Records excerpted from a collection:
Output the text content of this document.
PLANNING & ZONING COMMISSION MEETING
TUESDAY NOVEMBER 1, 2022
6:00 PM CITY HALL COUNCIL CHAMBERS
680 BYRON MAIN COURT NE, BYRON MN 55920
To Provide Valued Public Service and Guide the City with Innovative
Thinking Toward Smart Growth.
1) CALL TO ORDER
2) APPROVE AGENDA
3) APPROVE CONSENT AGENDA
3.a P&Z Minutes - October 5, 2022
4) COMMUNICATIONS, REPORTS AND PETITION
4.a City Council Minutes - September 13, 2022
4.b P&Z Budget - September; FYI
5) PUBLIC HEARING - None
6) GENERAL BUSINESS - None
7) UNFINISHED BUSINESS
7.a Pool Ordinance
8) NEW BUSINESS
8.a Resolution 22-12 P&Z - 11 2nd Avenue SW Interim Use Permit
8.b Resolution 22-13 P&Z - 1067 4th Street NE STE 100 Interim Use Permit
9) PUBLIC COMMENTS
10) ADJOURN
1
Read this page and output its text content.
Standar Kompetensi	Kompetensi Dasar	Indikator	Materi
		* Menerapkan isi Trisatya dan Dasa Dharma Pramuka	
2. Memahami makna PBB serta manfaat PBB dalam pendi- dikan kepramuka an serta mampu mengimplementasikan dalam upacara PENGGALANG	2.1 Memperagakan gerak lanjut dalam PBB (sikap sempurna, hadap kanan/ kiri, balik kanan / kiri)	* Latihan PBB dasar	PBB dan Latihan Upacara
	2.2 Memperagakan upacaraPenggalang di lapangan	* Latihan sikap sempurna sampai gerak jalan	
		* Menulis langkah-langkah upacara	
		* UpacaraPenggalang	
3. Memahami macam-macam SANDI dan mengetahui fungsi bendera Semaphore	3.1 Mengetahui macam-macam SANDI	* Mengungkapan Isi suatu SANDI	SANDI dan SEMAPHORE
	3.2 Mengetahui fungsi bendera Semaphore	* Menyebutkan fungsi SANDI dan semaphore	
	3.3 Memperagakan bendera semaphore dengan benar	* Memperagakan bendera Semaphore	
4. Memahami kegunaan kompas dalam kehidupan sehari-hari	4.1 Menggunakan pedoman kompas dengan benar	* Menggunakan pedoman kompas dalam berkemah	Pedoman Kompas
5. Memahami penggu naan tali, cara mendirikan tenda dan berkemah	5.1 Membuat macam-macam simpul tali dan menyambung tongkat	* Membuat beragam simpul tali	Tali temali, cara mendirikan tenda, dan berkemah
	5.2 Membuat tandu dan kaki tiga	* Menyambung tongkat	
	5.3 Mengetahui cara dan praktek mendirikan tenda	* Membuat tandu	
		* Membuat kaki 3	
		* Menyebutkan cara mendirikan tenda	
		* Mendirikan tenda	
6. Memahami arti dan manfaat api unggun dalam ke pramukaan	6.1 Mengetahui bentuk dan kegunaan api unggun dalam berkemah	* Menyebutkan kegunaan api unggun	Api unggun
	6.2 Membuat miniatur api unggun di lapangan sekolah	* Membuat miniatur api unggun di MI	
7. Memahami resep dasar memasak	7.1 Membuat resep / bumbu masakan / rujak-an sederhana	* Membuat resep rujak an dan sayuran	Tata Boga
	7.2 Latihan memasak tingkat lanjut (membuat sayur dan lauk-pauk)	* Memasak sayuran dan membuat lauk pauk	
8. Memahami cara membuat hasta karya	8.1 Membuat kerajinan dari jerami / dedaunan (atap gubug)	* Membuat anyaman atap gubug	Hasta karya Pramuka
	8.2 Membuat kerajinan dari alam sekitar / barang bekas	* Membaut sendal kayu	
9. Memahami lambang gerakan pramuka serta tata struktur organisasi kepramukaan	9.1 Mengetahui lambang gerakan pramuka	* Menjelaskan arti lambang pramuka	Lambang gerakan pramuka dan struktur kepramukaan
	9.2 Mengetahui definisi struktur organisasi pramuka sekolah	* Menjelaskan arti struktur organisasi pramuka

Aim of the exercise: Your task is to transcribe the listing above in full, exactly as given.

The answer:
Output the text content of this document.
PLANNING & ZONING COMMISSION MEETING
TUESDAY NOVEMBER 1, 2022
6:00 PM CITY HALL COUNCIL CHAMBERS
680 BYRON MAIN COURT NE, BYRON MN 55920
To Provide Valued Public Service and Guide the City with Innovative
Thinking Toward Smart Growth.
1) CALL TO ORDER
2) APPROVE AGENDA
3) APPROVE CONSENT AGENDA
3.a P&Z Minutes - October 5, 2022
4) COMMUNICATIONS, REPORTS AND PETITION
4.a City Council Minutes - September 13, 2022
4.b P&Z Budget - September; FYI
5) PUBLIC HEARING - None
6) GENERAL BUSINESS - None
7) UNFINISHED BUSINESS
7.a Pool Ordinance
8) NEW BUSINESS
8.a Resolution 22-12 P&Z - 11 2nd Avenue SW Interim Use Permit
8.b Resolution 22-13 P&Z - 1067 4th Street NE STE 100 Interim Use Permit
9) PUBLIC COMMENTS
10) ADJOURN
1
Read this page and output its text content.
Standar Kompetensi	Kompetensi Dasar	Indikator	Materi
		* Menerapkan isi Trisatya dan Dasa Dharma Pramuka	
2. Memahami makna PBB serta manfaat PBB dalam pendi- dikan kepramuka an serta mampu mengimplementasikan dalam upacara PENGGALANG	2.1 Memperagakan gerak lanjut dalam PBB (sikap sempurna, hadap kanan/ kiri, balik kanan / kiri)	* Latihan PBB dasar	PBB dan Latihan Upacara
	2.2 Memperagakan upacaraPenggalang di lapangan	* Latihan sikap sempurna sampai gerak jalan	
		* Menulis langkah-langkah upacara	
		* UpacaraPenggalang	
3. Memahami macam-macam SANDI dan mengetahui fungsi bendera Semaphore	3.1 Mengetahui macam-macam SANDI	* Mengungkapan Isi suatu SANDI	SANDI dan SEMAPHORE
	3.2 Mengetahui fungsi bendera Semaphore	* Menyebutkan fungsi SANDI dan semaphore	
	3.3 Memperagakan bendera semaphore dengan benar	* Memperagakan bendera Semaphore	
4. Memahami kegunaan kompas dalam kehidupan sehari-hari	4.1 Menggunakan pedoman kompas dengan benar	* Menggunakan pedoman kompas dalam berkemah	Pedoman Kompas
5. Memahami penggu naan tali, cara mendirikan tenda dan berkemah	5.1 Membuat macam-macam simpul tali dan menyambung tongkat	* Membuat beragam simpul tali	Tali temali, cara mendirikan tenda, dan berkemah
	5.2 Membuat tandu dan kaki tiga	* Menyambung tongkat	
	5.3 Mengetahui cara dan praktek mendirikan tenda	* Membuat tandu	
		* Membuat kaki 3	
		* Menyebutkan cara mendirikan tenda	
		* Mendirikan tenda	
6. Memahami arti dan manfaat api unggun dalam ke pramukaan	6.1 Mengetahui bentuk dan kegunaan api unggun dalam berkemah	* Menyebutkan kegunaan api unggun	Api unggun
	6.2 Membuat miniatur api unggun di lapangan sekolah	* Membuat miniatur api unggun di MI	
7. Memahami resep dasar memasak	7.1 Membuat resep / bumbu masakan / rujak-an sederhana	* Membuat resep rujak an dan sayuran	Tata Boga
	7.2 Latihan memasak tingkat lanjut (membuat sayur dan lauk-pauk)	* Memasak sayuran dan membuat lauk pauk	
8. Memahami cara membuat hasta karya	8.1 Membuat kerajinan dari jerami / dedaunan (atap gubug)	* Membuat anyaman atap gubug	Hasta karya Pramuka
	8.2 Membuat kerajinan dari alam sekitar / barang bekas	* Membaut sendal kayu	
9. Memahami lambang gerakan pramuka serta tata struktur organisasi kepramukaan	9.1 Mengetahui lambang gerakan pramuka	* Menjelaskan arti lambang pramuka	Lambang gerakan pramuka dan struktur kepramukaan
	9.2 Mengetahui definisi struktur organisasi pramuka sekolah	* Menjelaskan arti struktur organisasi pramuka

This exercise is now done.